TASK GOAL: Extract every line of the material below and copy each one without changes, leaving out the pictures.
* Begin DATASET EXTRACT *
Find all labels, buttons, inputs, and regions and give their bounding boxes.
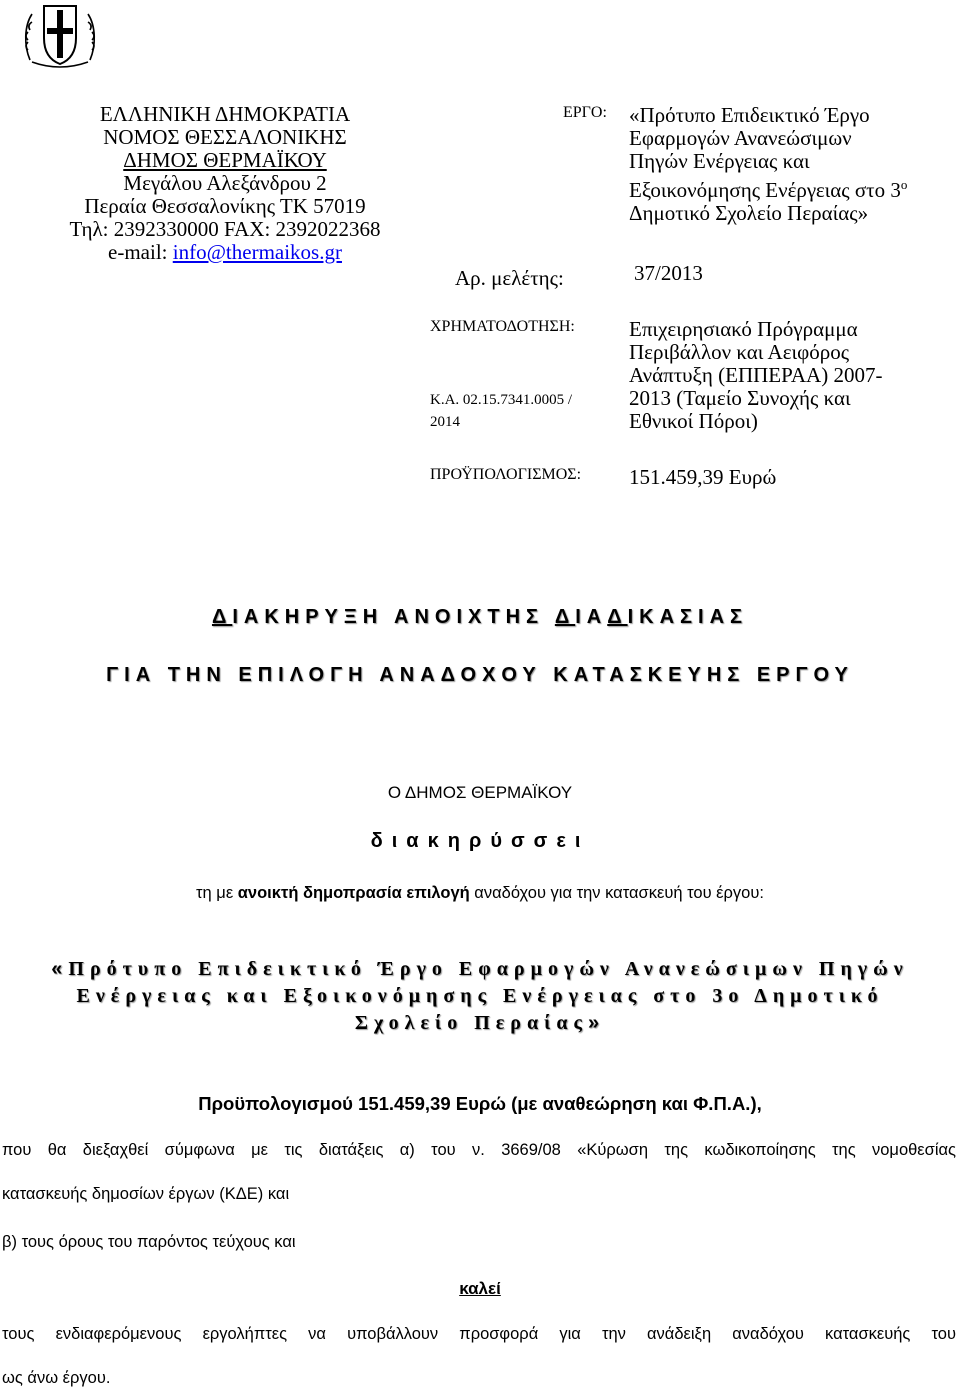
declarer: Ο ΔΗΜΟΣ ΘΕΡΜΑΪΚΟΥ: [387, 783, 573, 802]
title-letter: Δ: [211, 606, 233, 628]
funding-code-line: Κ.Α. 02.15.7341.0005 /: [430, 392, 573, 408]
title-part: ΙΚΑΣΙΑΣ: [627, 606, 749, 628]
email-link[interactable]: info@thermaikos.gr: [172, 240, 342, 264]
study-label: Αρ. μελέτης:: [455, 266, 564, 290]
email-label: e-mail:: [108, 240, 173, 264]
issuer-street: Μεγάλου Αλεξάνδρου 2: [123, 171, 327, 195]
issuer-country: ΕΛΛΗΝΙΚΗ ΔΗΜΟΚΡΑΤΙΑ: [99, 102, 351, 126]
notice-subtitle: ΓΙΑ ΤΗΝ ΕΠΙΛΟΓΗ ΑΝΑΔΟΧΟΥ ΚΑΤΑΣΚΕΥΗΣ ΕΡΓΟΥ: [106, 664, 854, 686]
notice-title: [0, 606, 960, 629]
project-big-line: [40, 956, 920, 983]
title-part: ΙΑΚΗΡΥΞΗ ΑΝΟΙΧΤΗΣ: [232, 606, 555, 628]
funding-line: Επιχειρησιακό Πρόγραμμα: [629, 317, 858, 341]
issuer-email-line: [40, 241, 410, 264]
procedure-bold: ανοικτή δημοπρασία επιλογή: [237, 884, 470, 902]
project-line: Εφαρμογών Ανανεώσιμων: [629, 126, 852, 150]
issuer-city: Περαία Θεσσαλονίκης ΤΚ 57019: [84, 194, 366, 218]
para2: β) τους όρους του παρόντος τεύχους και: [2, 1233, 296, 1251]
title-letter: Δ: [607, 606, 628, 628]
funding-code-line: 2014: [430, 414, 460, 430]
procedure-suffix: αναδόχου για την κατασκευή του έργου:: [469, 884, 764, 902]
issuer-block: [40, 103, 410, 264]
para1-line2: κατασκευής δημοσίων έργων (ΚΔΕ) και: [2, 1185, 290, 1203]
project-line: [629, 173, 907, 202]
issuer-municipality: ΔΗΜΟΣ ΘΕΡΜΑΪΚΟΥ: [123, 148, 327, 172]
project-big-text: Σχολείο Περαίας: [354, 1012, 588, 1034]
project-line: Δημοτικό Σχολείο Περαίας»: [629, 201, 869, 225]
issuer-phone: Τηλ: 2392330000 FAX: 2392022368: [69, 217, 381, 241]
project-big-text: Πρότυπο Επιδεικτικό Έργο Εφαρμογών Ανανεώσιμων Πηγών: [68, 958, 909, 980]
close-quote: »: [587, 1012, 606, 1034]
project-name-big: [40, 956, 920, 1037]
declares: διακηρύσσει: [370, 830, 590, 852]
para1-line1: που θα διεξαχθεί σύμφωνα με τις διατάξεις α) του ν. 3669/08 «Κύρωση της κωδικοποίησης της νομοθεσίας: [2, 1141, 956, 1159]
funding-line: 2013 (Ταμείο Συνοχής και: [629, 386, 851, 410]
study-value: 37/2013: [634, 261, 703, 285]
budget-label: ΠΡΟΫΠΟΛΟΓΙΣΜΟΣ:: [430, 466, 582, 483]
para3-line2: ως άνω έργου.: [2, 1369, 111, 1387]
funding-label: ΧΡΗΜΑΤΟΔΟΤΗΣΗ:: [430, 318, 575, 335]
funding-line: Ανάπτυξη (ΕΠΠΕΡΑΑ) 2007-: [629, 363, 883, 387]
funding-code: [430, 389, 572, 433]
project-big-line: [40, 1010, 920, 1037]
open-quote: «: [51, 958, 69, 980]
project-label: ΕΡΓΟ:: [563, 104, 607, 121]
funding-line: Εθνικοί Πόροι): [629, 409, 758, 433]
para3-line1: τους ενδιαφερόμενους εργολήπτες να υποβάλλουν προσφορά για την ανάδειξη αναδόχου κατασκευής του: [2, 1325, 956, 1343]
budget-value: 151.459,39 Ευρώ: [629, 465, 777, 489]
issuer-prefecture: ΝΟΜΟΣ ΘΕΣΣΑΛΟΝΙΚΗΣ: [103, 125, 347, 149]
invites: καλεί: [459, 1279, 501, 1298]
project-big-line: Ενέργειας και Εξοικονόμησης Ενέργειας στο 3ο Δημοτικό: [76, 985, 884, 1007]
project-title: [629, 104, 907, 225]
project-line-text: Εξοικονόμησης Ενέργειας στο 3: [629, 178, 901, 202]
procedure-line: [0, 884, 960, 903]
budget-line: Προϋπολογισμού 151.459,39 Ευρώ (με αναθεώρηση και Φ.Π.Α.),: [198, 1093, 762, 1114]
project-line: Πηγών Ενέργειας και: [629, 149, 810, 173]
procedure-prefix: τη με: [196, 884, 238, 902]
funding-program: [629, 318, 882, 433]
ordinal-suffix: ο: [900, 177, 908, 192]
title-part: ΙΑ: [575, 606, 608, 628]
title-letter: Δ: [554, 606, 576, 628]
greek-coat-of-arms-icon: [22, 0, 98, 70]
project-line: «Πρότυπο Επιδεικτικό Έργο: [629, 103, 870, 127]
funding-line: Περιβάλλον και Αειφόρος: [629, 340, 850, 364]
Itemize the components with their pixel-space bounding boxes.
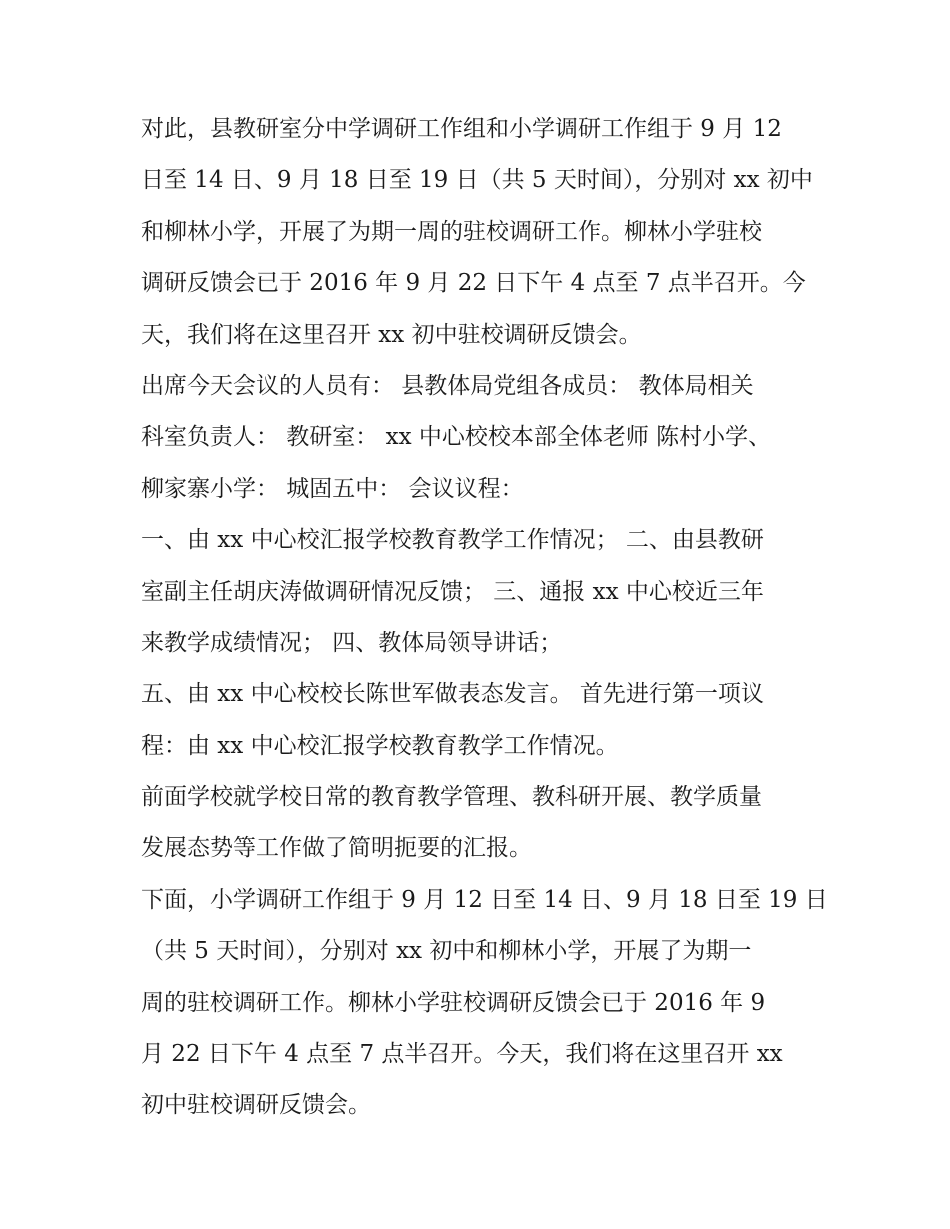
text-line: 对此，县教研室分中学调研工作组和小学调研工作组于 9 月 12 bbox=[141, 116, 782, 142]
text-line: 前面学校就学校日常的教育教学管理、教科研开展、教学质量 bbox=[141, 784, 762, 811]
text-line: 一、由 xx 中心校汇报学校教育教学工作情况； 二、由县教研 bbox=[141, 527, 764, 554]
text-line: 初中驻校调研反馈会。 bbox=[141, 1092, 371, 1119]
text-line: 下面，小学调研工作组于 9 月 12 日至 14 日、9 月 18 日至 19 日 bbox=[141, 886, 828, 913]
text-line: 天，我们将在这里召开 xx 初中驻校调研反馈会。 bbox=[141, 321, 642, 348]
text-line: 科室负责人： 教研室： xx 中心校校本部全体老师 陈村小学、 bbox=[141, 424, 772, 451]
text-line: 柳家寨小学： 城固五中： 会议议程： bbox=[141, 475, 524, 502]
document-body bbox=[141, 104, 841, 1132]
text-line: 五、由 xx 中心校校长陈世军做表态发言。 首先进行第一项议 bbox=[141, 681, 764, 708]
text-line: 来教学成绩情况； 四、教体局领导讲话； bbox=[141, 629, 563, 656]
text-line: 和柳林小学，开展了为期一周的驻校调研工作。柳林小学驻校 bbox=[141, 218, 762, 245]
text-line: 程：由 xx 中心校汇报学校教育教学工作情况。 bbox=[141, 732, 619, 759]
text-line: 日至 14 日、9 月 18 日至 19 日（共 5 天时间），分别对 xx 初中 bbox=[141, 167, 813, 194]
text-line: 室副主任胡庆涛做调研情况反馈； 三、通报 xx 中心校近三年 bbox=[141, 578, 764, 605]
text-line: 周的驻校调研工作。柳林小学驻校调研反馈会已于 2016 年 9 bbox=[141, 989, 766, 1016]
text-line: 出席今天会议的人员有： 县教体局党组各成员： 教体局相关 bbox=[141, 372, 754, 399]
text-line: 发展态势等工作做了简明扼要的汇报。 bbox=[141, 835, 532, 862]
text-line: 调研反馈会已于 2016 年 9 月 22 日下午 4 点至 7 点半召开。今 bbox=[141, 270, 806, 297]
text-line: 月 22 日下午 4 点至 7 点半召开。今天，我们将在这里召开 xx bbox=[141, 1041, 783, 1068]
text-line: （共 5 天时间），分别对 xx 初中和柳林小学，开展了为期一 bbox=[141, 938, 752, 965]
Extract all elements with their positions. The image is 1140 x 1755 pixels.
* End DATASET EXTRACT *
EXERCISE RESPONSE:
Find all labels, buttons, inputs, and regions and give their bounding boxes.
declarer: Ο ΔΗΜΟΣ ΘΕΡΜΑΪΚΟΥ: [387, 783, 573, 802]
title-letter: Δ: [211, 606, 233, 628]
funding-code-line: Κ.Α. 02.15.7341.0005 /: [430, 392, 573, 408]
title-part: ΙΚΑΣΙΑΣ: [627, 606, 749, 628]
email-link[interactable]: info@thermaikos.gr: [172, 240, 342, 264]
study-label: Αρ. μελέτης:: [455, 266, 564, 290]
email-label: e-mail:: [108, 240, 173, 264]
issuer-street: Μεγάλου Αλεξάνδρου 2: [123, 171, 327, 195]
issuer-country: ΕΛΛΗΝΙΚΗ ΔΗΜΟΚΡΑΤΙΑ: [99, 102, 351, 126]
notice-subtitle: ΓΙΑ ΤΗΝ ΕΠΙΛΟΓΗ ΑΝΑΔΟΧΟΥ ΚΑΤΑΣΚΕΥΗΣ ΕΡΓΟΥ: [106, 664, 854, 686]
notice-title: [0, 606, 960, 629]
project-big-line: [40, 956, 920, 983]
title-part: ΙΑΚΗΡΥΞΗ ΑΝΟΙΧΤΗΣ: [232, 606, 555, 628]
funding-line: Επιχειρησιακό Πρόγραμμα: [629, 317, 858, 341]
issuer-email-line: [40, 241, 410, 264]
procedure-bold: ανοικτή δημοπρασία επιλογή: [237, 884, 470, 902]
project-line: Εφαρμογών Ανανεώσιμων: [629, 126, 852, 150]
issuer-city: Περαία Θεσσαλονίκης ΤΚ 57019: [84, 194, 366, 218]
para2: β) τους όρους του παρόντος τεύχους και: [2, 1233, 296, 1251]
title-letter: Δ: [607, 606, 628, 628]
funding-code-line: 2014: [430, 414, 460, 430]
procedure-suffix: αναδόχου για την κατασκευή του έργου:: [469, 884, 764, 902]
issuer-block: [40, 103, 410, 264]
para1-line2: κατασκευής δημοσίων έργων (ΚΔΕ) και: [2, 1185, 290, 1203]
project-line: [629, 173, 907, 202]
issuer-municipality: ΔΗΜΟΣ ΘΕΡΜΑΪΚΟΥ: [123, 148, 327, 172]
project-big-text: Σχολείο Περαίας: [354, 1012, 588, 1034]
project-line: Δημοτικό Σχολείο Περαίας»: [629, 201, 869, 225]
issuer-phone: Τηλ: 2392330000 FAX: 2392022368: [69, 217, 381, 241]
project-big-text: Πρότυπο Επιδεικτικό Έργο Εφαρμογών Ανανεώσιμων Πηγών: [68, 958, 909, 980]
close-quote: »: [587, 1012, 606, 1034]
project-name-big: [40, 956, 920, 1037]
declares: διακηρύσσει: [370, 830, 590, 852]
para1-line1: που θα διεξαχθεί σύμφωνα με τις διατάξεις α) του ν. 3669/08 «Κύρωση της κωδικοποίησης της νομοθεσίας: [2, 1141, 956, 1159]
funding-line: 2013 (Ταμείο Συνοχής και: [629, 386, 851, 410]
study-value: 37/2013: [634, 261, 703, 285]
budget-label: ΠΡΟΫΠΟΛΟΓΙΣΜΟΣ:: [430, 466, 582, 483]
para3-line2: ως άνω έργου.: [2, 1369, 111, 1387]
funding-label: ΧΡΗΜΑΤΟΔΟΤΗΣΗ:: [430, 318, 575, 335]
funding-line: Ανάπτυξη (ΕΠΠΕΡΑΑ) 2007-: [629, 363, 883, 387]
funding-code: [430, 389, 572, 433]
project-big-line: [40, 1010, 920, 1037]
open-quote: «: [51, 958, 69, 980]
project-label: ΕΡΓΟ:: [563, 104, 607, 121]
funding-line: Εθνικοί Πόροι): [629, 409, 758, 433]
para3-line1: τους ενδιαφερόμενους εργολήπτες να υποβάλλουν προσφορά για την ανάδειξη αναδόχου κατασκευής του: [2, 1325, 956, 1343]
budget-value: 151.459,39 Ευρώ: [629, 465, 777, 489]
issuer-prefecture: ΝΟΜΟΣ ΘΕΣΣΑΛΟΝΙΚΗΣ: [103, 125, 347, 149]
invites: καλεί: [459, 1279, 501, 1298]
project-big-line: Ενέργειας και Εξοικονόμησης Ενέργειας στο 3ο Δημοτικό: [76, 985, 884, 1007]
project-title: [629, 104, 907, 225]
project-line-text: Εξοικονόμησης Ενέργειας στο 3: [629, 178, 901, 202]
procedure-line: [0, 884, 960, 903]
budget-line: Προϋπολογισμού 151.459,39 Ευρώ (με αναθεώρηση και Φ.Π.Α.),: [198, 1093, 762, 1114]
project-line: Πηγών Ενέργειας και: [629, 149, 810, 173]
procedure-prefix: τη με: [196, 884, 238, 902]
funding-program: [629, 318, 882, 433]
ordinal-suffix: ο: [900, 177, 908, 192]
title-part: ΙΑ: [575, 606, 608, 628]
title-letter: Δ: [554, 606, 576, 628]
greek-coat-of-arms-icon: [22, 0, 98, 70]
project-line: «Πρότυπο Επιδεικτικό Έργο: [629, 103, 870, 127]
funding-line: Περιβάλλον και Αειφόρος: [629, 340, 850, 364]
Itemize the components with their pixel-space bounding boxes.
text-line: 对此，县教研室分中学调研工作组和小学调研工作组于 9 月 12 bbox=[141, 116, 782, 142]
text-line: 前面学校就学校日常的教育教学管理、教科研开展、教学质量 bbox=[141, 784, 762, 811]
text-line: 一、由 xx 中心校汇报学校教育教学工作情况； 二、由县教研 bbox=[141, 527, 764, 554]
text-line: 初中驻校调研反馈会。 bbox=[141, 1092, 371, 1119]
text-line: 下面，小学调研工作组于 9 月 12 日至 14 日、9 月 18 日至 19 日 bbox=[141, 886, 828, 913]
text-line: 天，我们将在这里召开 xx 初中驻校调研反馈会。 bbox=[141, 321, 642, 348]
text-line: 科室负责人： 教研室： xx 中心校校本部全体老师 陈村小学、 bbox=[141, 424, 772, 451]
text-line: 柳家寨小学： 城固五中： 会议议程： bbox=[141, 475, 524, 502]
document-body bbox=[141, 104, 841, 1132]
text-line: 五、由 xx 中心校校长陈世军做表态发言。 首先进行第一项议 bbox=[141, 681, 764, 708]
text-line: 来教学成绩情况； 四、教体局领导讲话； bbox=[141, 629, 563, 656]
text-line: 和柳林小学，开展了为期一周的驻校调研工作。柳林小学驻校 bbox=[141, 218, 762, 245]
text-line: 程：由 xx 中心校汇报学校教育教学工作情况。 bbox=[141, 732, 619, 759]
text-line: 日至 14 日、9 月 18 日至 19 日（共 5 天时间），分别对 xx 初中 bbox=[141, 167, 813, 194]
text-line: 室副主任胡庆涛做调研情况反馈； 三、通报 xx 中心校近三年 bbox=[141, 578, 764, 605]
text-line: 周的驻校调研工作。柳林小学驻校调研反馈会已于 2016 年 9 bbox=[141, 989, 766, 1016]
text-line: 出席今天会议的人员有： 县教体局党组各成员： 教体局相关 bbox=[141, 372, 754, 399]
text-line: 发展态势等工作做了简明扼要的汇报。 bbox=[141, 835, 532, 862]
text-line: 调研反馈会已于 2016 年 9 月 22 日下午 4 点至 7 点半召开。今 bbox=[141, 270, 806, 297]
text-line: 月 22 日下午 4 点至 7 点半召开。今天，我们将在这里召开 xx bbox=[141, 1041, 783, 1068]
text-line: （共 5 天时间），分别对 xx 初中和柳林小学，开展了为期一 bbox=[141, 938, 752, 965]
Extract all elements with their positions. The image is 1140 x 1755 pixels.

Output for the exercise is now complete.